== Provided material

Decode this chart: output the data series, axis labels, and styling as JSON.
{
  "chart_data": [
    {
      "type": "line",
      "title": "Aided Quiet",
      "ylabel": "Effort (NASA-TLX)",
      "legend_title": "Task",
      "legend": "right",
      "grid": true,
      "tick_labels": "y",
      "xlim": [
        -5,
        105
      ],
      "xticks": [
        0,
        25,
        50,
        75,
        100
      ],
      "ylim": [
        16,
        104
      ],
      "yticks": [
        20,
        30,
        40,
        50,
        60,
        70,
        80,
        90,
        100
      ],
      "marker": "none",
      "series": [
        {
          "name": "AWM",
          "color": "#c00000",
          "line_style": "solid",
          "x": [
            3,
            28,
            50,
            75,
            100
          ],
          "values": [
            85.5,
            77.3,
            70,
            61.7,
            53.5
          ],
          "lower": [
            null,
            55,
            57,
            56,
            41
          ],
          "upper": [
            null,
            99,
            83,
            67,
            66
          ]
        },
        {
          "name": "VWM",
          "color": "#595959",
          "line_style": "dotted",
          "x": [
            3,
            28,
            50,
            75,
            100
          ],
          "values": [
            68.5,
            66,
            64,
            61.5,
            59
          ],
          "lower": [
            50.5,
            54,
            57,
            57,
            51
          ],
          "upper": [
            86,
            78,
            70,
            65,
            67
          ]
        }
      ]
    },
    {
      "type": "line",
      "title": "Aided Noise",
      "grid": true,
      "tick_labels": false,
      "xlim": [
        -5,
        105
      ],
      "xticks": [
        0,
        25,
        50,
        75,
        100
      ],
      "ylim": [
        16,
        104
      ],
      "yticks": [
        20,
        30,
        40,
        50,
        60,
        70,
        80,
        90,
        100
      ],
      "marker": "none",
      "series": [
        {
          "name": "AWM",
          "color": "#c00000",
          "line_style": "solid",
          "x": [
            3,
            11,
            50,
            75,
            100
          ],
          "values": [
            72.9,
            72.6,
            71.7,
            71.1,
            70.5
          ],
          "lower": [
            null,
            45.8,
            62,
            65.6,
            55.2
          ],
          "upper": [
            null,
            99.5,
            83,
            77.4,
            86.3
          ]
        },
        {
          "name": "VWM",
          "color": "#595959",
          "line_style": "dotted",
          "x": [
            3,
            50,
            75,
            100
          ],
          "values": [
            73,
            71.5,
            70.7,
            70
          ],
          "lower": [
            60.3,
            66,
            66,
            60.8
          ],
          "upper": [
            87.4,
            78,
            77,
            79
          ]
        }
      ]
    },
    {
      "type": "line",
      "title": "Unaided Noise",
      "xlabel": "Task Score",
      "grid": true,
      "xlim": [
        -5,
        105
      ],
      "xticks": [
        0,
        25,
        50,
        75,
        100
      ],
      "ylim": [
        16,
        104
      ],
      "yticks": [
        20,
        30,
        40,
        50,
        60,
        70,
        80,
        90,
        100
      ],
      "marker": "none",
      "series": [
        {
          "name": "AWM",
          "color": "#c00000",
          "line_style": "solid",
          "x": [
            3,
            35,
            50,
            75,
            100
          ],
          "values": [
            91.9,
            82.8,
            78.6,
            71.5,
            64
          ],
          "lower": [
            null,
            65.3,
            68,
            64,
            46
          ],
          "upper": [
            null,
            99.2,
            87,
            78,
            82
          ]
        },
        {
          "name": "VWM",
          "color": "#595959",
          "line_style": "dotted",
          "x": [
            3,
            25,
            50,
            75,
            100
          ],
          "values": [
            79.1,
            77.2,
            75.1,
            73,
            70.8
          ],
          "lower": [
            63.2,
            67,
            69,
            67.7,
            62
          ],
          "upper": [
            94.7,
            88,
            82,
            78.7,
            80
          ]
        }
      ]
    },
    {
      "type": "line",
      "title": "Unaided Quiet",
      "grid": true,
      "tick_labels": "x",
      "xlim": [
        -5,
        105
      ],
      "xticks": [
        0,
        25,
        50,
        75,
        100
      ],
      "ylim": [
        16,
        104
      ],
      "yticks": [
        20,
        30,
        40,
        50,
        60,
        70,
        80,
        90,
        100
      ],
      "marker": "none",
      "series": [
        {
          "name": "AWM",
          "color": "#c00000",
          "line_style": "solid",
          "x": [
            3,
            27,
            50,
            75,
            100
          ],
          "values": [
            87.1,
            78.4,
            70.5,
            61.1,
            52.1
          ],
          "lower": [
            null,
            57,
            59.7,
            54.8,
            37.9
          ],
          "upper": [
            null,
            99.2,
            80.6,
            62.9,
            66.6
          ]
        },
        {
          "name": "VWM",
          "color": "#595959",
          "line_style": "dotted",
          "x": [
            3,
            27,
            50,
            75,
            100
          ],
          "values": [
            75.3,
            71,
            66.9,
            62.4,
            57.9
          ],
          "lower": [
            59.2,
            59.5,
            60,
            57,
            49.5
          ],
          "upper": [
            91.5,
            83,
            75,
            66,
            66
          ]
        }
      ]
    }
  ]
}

====

**Problem to work on:**
Quote all the records. Keep every word exact.

**Solution to the problem:**
Decode this chart: output the data series, axis labels, and styling as JSON.
{
  "chart_data": [
    {
      "type": "line",
      "title": "Aided Quiet",
      "ylabel": "Effort (NASA-TLX)",
      "legend_title": "Task",
      "legend": "right",
      "grid": true,
      "tick_labels": "y",
      "xlim": [
        -5,
        105
      ],
      "xticks": [
        0,
        25,
        50,
        75,
        100
      ],
      "ylim": [
        16,
        104
      ],
      "yticks": [
        20,
        30,
        40,
        50,
        60,
        70,
        80,
        90,
        100
      ],
      "marker": "none",
      "series": [
        {
          "name": "AWM",
          "color": "#c00000",
          "line_style": "solid",
          "x": [
            3,
            28,
            50,
            75,
            100
          ],
          "values": [
            85.5,
            77.3,
            70,
            61.7,
            53.5
          ],
          "lower": [
            null,
            55,
            57,
            56,
            41
          ],
          "upper": [
            null,
            99,
            83,
            67,
            66
          ]
        },
        {
          "name": "VWM",
          "color": "#595959",
          "line_style": "dotted",
          "x": [
            3,
            28,
            50,
            75,
            100
          ],
          "values": [
            68.5,
            66,
            64,
            61.5,
            59
          ],
          "lower": [
            50.5,
            54,
            57,
            57,
            51
          ],
          "upper": [
            86,
            78,
            70,
            65,
            67
          ]
        }
      ]
    },
    {
      "type": "line",
      "title": "Aided Noise",
      "grid": true,
      "tick_labels": false,
      "xlim": [
        -5,
        105
      ],
      "xticks": [
        0,
        25,
        50,
        75,
        100
      ],
      "ylim": [
        16,
        104
      ],
      "yticks": [
        20,
        30,
        40,
        50,
        60,
        70,
        80,
        90,
        100
      ],
      "marker": "none",
      "series": [
        {
          "name": "AWM",
          "color": "#c00000",
          "line_style": "solid",
          "x": [
            3,
            11,
            50,
            75,
            100
          ],
          "values": [
            72.9,
            72.6,
            71.7,
            71.1,
            70.5
          ],
          "lower": [
            null,
            45.8,
            62,
            65.6,
            55.2
          ],
          "upper": [
            null,
            99.5,
            83,
            77.4,
            86.3
          ]
        },
        {
          "name": "VWM",
          "color": "#595959",
          "line_style": "dotted",
          "x": [
            3,
            50,
            75,
            100
          ],
          "values": [
            73,
            71.5,
            70.7,
            70
          ],
          "lower": [
            60.3,
            66,
            66,
            60.8
          ],
          "upper": [
            87.4,
            78,
            77,
            79
          ]
        }
      ]
    },
    {
      "type": "line",
      "title": "Unaided Noise",
      "xlabel": "Task Score",
      "grid": true,
      "xlim": [
        -5,
        105
      ],
      "xticks": [
        0,
        25,
        50,
        75,
        100
      ],
      "ylim": [
        16,
        104
      ],
      "yticks": [
        20,
        30,
        40,
        50,
        60,
        70,
        80,
        90,
        100
      ],
      "marker": "none",
      "series": [
        {
          "name": "AWM",
          "color": "#c00000",
          "line_style": "solid",
          "x": [
            3,
            35,
            50,
            75,
            100
          ],
          "values": [
            91.9,
            82.8,
            78.6,
            71.5,
            64
          ],
          "lower": [
            null,
            65.3,
            68,
            64,
            46
          ],
          "upper": [
            null,
            99.2,
            87,
            78,
            82
          ]
        },
        {
          "name": "VWM",
          "color": "#595959",
          "line_style": "dotted",
          "x": [
            3,
            25,
            50,
            75,
            100
          ],
          "values": [
            79.1,
            77.2,
            75.1,
            73,
            70.8
          ],
          "lower": [
            63.2,
            67,
            69,
            67.7,
            62
          ],
          "upper": [
            94.7,
            88,
            82,
            78.7,
            80
          ]
        }
      ]
    },
    {
      "type": "line",
      "title": "Unaided Quiet",
      "grid": true,
      "tick_labels": "x",
      "xlim": [
        -5,
        105
      ],
      "xticks": [
        0,
        25,
        50,
        75,
        100
      ],
      "ylim": [
        16,
        104
      ],
      "yticks": [
        20,
        30,
        40,
        50,
        60,
        70,
        80,
        90,
        100
      ],
      "marker": "none",
      "series": [
        {
          "name": "AWM",
          "color": "#c00000",
          "line_style": "solid",
          "x": [
            3,
            27,
            50,
            75,
            100
          ],
          "values": [
            87.1,
            78.4,
            70.5,
            61.1,
            52.1
          ],
          "lower": [
            null,
            57,
            59.7,
            54.8,
            37.9
          ],
          "upper": [
            null,
            99.2,
            80.6,
            62.9,
            66.6
          ]
        },
        {
          "name": "VWM",
          "color": "#595959",
          "line_style": "dotted",
          "x": [
            3,
            27,
            50,
            75,
            100
          ],
          "values": [
            75.3,
            71,
            66.9,
            62.4,
            57.9
          ],
          "lower": [
            59.2,
            59.5,
            60,
            57,
            49.5
          ],
          "upper": [
            91.5,
            83,
            75,
            66,
            66
          ]
        }
      ]
    }
  ]
}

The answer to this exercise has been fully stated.